*PROBLEM*
Filter the data for lines with the word "marker", then copy every line so identified.

— Begin —

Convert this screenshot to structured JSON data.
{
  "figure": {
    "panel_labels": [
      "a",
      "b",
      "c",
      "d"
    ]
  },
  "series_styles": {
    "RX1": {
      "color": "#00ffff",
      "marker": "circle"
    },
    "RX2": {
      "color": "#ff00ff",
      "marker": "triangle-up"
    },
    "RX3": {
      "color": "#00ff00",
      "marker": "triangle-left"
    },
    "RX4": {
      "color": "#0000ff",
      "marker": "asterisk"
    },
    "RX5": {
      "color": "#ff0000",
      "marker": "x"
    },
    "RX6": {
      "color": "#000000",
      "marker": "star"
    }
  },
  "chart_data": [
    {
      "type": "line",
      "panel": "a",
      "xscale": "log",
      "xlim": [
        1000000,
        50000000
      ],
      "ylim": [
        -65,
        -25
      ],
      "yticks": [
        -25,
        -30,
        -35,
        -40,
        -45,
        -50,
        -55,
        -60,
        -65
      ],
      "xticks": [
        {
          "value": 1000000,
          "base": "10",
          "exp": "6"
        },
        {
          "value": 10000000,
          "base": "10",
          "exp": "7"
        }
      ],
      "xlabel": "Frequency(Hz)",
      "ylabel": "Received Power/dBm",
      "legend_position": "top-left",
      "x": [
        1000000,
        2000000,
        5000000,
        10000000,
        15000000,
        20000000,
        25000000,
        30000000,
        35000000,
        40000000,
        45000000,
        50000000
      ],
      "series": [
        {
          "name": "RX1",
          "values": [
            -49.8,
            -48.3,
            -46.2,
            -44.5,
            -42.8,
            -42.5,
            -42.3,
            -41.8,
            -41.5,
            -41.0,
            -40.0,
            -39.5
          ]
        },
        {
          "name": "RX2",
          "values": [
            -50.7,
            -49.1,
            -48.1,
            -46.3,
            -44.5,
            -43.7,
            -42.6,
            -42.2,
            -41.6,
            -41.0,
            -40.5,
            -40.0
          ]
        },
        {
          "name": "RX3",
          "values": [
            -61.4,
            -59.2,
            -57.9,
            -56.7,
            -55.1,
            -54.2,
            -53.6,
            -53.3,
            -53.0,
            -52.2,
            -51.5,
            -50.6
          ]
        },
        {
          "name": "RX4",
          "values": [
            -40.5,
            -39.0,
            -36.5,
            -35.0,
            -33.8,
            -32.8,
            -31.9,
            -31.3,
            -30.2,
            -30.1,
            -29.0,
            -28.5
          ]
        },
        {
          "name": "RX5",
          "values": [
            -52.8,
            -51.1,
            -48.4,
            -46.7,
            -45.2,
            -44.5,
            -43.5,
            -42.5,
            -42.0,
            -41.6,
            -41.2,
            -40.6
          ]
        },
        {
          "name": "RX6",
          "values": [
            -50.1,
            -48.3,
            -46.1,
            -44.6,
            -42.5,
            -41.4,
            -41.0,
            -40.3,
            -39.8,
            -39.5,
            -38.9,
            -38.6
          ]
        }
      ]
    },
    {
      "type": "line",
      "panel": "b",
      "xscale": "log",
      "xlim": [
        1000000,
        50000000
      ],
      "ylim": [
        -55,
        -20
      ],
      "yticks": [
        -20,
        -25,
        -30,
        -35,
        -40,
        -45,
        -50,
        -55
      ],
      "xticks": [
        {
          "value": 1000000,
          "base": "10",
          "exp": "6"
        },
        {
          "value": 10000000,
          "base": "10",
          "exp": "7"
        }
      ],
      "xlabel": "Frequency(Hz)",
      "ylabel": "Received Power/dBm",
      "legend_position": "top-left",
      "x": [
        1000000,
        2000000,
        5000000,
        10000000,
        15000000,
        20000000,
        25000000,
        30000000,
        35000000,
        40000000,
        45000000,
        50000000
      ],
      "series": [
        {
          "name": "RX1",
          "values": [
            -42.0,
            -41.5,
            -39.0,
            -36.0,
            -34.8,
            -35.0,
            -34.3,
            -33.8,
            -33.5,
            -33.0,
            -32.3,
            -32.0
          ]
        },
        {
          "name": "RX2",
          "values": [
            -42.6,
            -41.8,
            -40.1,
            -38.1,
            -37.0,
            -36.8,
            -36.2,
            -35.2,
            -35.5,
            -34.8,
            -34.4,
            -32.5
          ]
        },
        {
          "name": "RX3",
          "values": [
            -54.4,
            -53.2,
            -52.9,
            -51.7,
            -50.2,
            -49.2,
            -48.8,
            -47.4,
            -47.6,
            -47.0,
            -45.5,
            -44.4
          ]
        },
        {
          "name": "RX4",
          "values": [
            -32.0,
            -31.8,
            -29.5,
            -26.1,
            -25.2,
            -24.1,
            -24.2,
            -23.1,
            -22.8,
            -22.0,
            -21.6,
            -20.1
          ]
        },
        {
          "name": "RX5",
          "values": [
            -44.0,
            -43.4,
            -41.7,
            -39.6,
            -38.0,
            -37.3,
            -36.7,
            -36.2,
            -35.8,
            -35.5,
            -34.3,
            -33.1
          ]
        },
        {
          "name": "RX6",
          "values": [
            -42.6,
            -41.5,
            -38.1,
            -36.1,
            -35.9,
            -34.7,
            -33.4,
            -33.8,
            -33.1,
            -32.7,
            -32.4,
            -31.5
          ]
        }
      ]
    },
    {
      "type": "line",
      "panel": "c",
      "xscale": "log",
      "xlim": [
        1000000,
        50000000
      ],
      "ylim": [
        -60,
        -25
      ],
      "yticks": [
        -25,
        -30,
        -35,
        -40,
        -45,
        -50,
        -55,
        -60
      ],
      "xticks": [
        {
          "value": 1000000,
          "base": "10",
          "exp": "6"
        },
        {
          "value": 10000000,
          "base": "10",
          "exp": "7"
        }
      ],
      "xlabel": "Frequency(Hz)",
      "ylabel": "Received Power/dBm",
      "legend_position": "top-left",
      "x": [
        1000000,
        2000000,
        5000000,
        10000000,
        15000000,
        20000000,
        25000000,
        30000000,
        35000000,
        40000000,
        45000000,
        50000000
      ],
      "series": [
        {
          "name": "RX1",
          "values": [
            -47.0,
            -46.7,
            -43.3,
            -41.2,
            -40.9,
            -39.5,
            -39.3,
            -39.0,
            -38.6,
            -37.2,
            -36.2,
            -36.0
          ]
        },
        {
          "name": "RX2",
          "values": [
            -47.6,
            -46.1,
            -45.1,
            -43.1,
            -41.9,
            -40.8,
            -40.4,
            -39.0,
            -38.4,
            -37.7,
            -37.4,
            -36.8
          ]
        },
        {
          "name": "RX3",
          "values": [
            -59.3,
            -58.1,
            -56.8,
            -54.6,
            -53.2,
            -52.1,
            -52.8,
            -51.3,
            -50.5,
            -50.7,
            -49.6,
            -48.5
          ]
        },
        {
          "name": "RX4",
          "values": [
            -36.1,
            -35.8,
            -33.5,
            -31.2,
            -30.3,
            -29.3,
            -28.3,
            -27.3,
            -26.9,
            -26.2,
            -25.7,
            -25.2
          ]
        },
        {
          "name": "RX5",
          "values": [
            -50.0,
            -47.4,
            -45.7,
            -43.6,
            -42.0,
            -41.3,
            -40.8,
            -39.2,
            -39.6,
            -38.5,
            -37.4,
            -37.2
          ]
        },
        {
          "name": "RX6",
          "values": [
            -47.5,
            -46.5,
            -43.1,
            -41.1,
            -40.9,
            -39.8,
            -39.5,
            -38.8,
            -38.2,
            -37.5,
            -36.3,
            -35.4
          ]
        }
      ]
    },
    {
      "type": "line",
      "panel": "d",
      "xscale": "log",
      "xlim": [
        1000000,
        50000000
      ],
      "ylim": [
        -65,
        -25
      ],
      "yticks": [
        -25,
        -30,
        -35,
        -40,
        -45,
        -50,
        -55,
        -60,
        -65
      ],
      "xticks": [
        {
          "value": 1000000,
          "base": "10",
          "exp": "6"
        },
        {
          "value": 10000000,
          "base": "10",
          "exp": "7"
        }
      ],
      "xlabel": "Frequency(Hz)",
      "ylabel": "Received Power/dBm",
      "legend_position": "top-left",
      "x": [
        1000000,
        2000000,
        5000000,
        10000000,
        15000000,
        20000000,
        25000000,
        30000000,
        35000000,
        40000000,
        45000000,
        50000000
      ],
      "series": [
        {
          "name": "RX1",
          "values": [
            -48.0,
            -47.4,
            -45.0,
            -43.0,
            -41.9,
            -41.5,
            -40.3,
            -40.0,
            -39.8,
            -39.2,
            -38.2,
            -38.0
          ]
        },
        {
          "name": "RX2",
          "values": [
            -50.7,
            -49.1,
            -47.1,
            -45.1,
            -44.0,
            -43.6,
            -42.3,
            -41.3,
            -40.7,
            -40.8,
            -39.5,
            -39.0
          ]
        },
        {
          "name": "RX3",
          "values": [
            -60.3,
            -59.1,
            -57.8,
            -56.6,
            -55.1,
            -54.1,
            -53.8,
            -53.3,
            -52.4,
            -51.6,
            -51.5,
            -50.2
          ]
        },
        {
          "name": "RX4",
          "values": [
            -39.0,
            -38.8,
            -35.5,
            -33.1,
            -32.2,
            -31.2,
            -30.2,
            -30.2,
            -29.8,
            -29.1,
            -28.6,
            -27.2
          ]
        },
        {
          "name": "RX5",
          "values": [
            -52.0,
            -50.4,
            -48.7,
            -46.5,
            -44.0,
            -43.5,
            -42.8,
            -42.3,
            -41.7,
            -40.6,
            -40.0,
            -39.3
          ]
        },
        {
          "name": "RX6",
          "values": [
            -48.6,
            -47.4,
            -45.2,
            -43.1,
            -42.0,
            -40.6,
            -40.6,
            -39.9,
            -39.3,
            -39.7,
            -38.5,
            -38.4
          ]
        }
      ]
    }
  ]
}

— End —

*RESULT OF THE TASK*
      "marker": "circle"
      "marker": "triangle-up"
      "marker": "triangle-left"
      "marker": "asterisk"
      "marker": "x"
      "marker": "star"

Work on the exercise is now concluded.